Collection entries:
+ + + + + + +
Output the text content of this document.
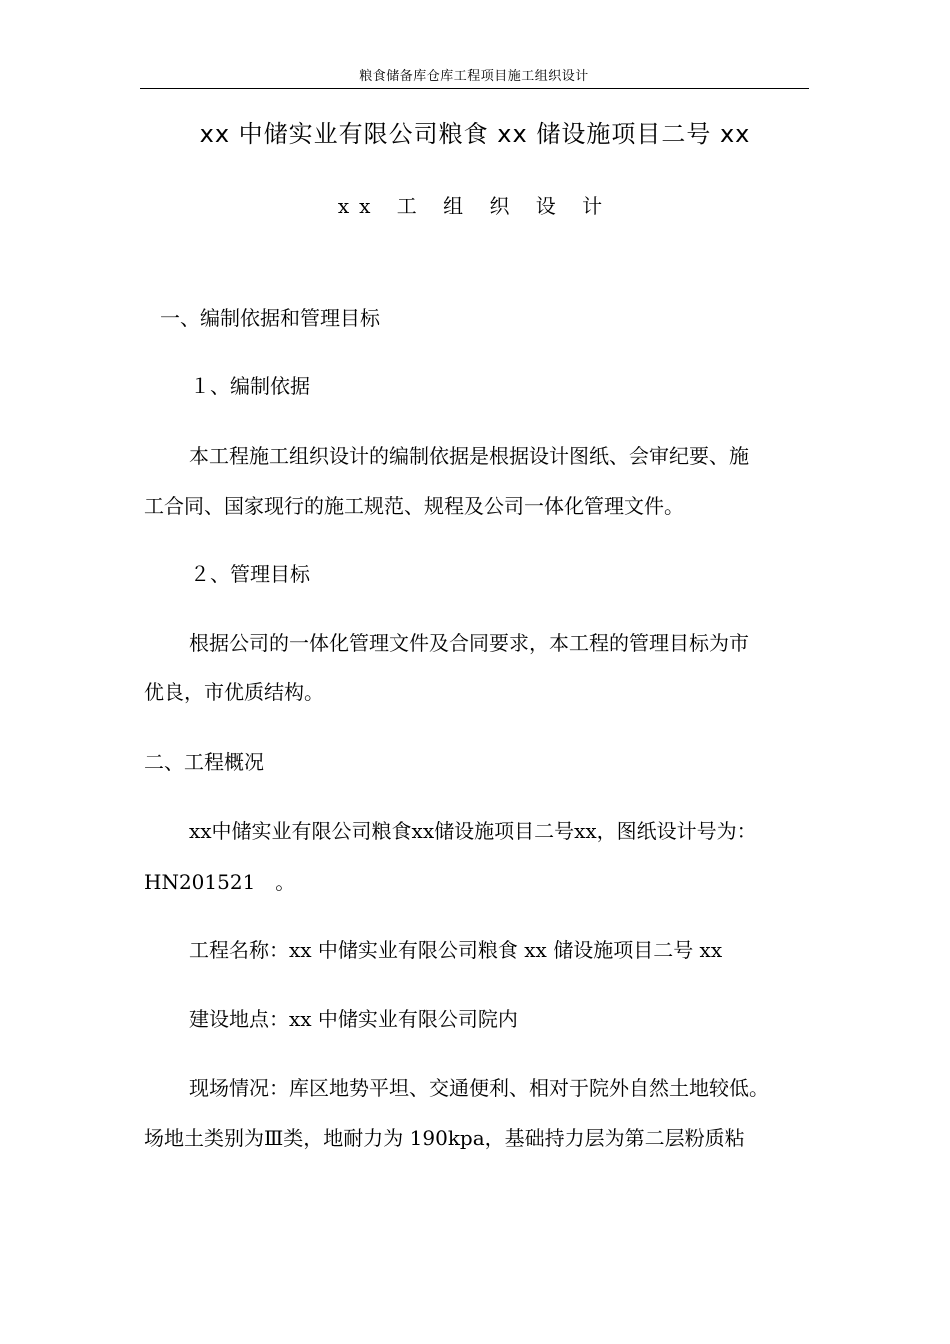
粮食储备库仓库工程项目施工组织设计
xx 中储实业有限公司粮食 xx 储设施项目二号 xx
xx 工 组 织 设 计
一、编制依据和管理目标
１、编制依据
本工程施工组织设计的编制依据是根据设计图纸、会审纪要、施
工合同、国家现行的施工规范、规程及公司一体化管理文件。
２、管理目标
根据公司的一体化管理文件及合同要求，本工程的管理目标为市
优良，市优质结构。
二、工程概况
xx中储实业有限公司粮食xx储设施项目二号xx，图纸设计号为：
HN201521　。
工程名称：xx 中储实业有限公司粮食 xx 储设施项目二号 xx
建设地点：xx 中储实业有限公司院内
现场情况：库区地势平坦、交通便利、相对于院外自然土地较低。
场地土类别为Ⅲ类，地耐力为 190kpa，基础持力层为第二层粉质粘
+ + + + + + +
EXERCISE:
Omit every picture, then reproduce the rest of the listing exactly.

TASK RESPONSE:
Output the text content of this document.
粮食储备库仓库工程项目施工组织设计
xx 中储实业有限公司粮食 xx 储设施项目二号 xx
xx 工 组 织 设 计
一、编制依据和管理目标
１、编制依据
本工程施工组织设计的编制依据是根据设计图纸、会审纪要、施
工合同、国家现行的施工规范、规程及公司一体化管理文件。
２、管理目标
根据公司的一体化管理文件及合同要求，本工程的管理目标为市
优良，市优质结构。
二、工程概况
xx中储实业有限公司粮食xx储设施项目二号xx，图纸设计号为：
HN201521　。
工程名称：xx 中储实业有限公司粮食 xx 储设施项目二号 xx
建设地点：xx 中储实业有限公司院内
现场情况：库区地势平坦、交通便利、相对于院外自然土地较低。
场地土类别为Ⅲ类，地耐力为 190kpa，基础持力层为第二层粉质粘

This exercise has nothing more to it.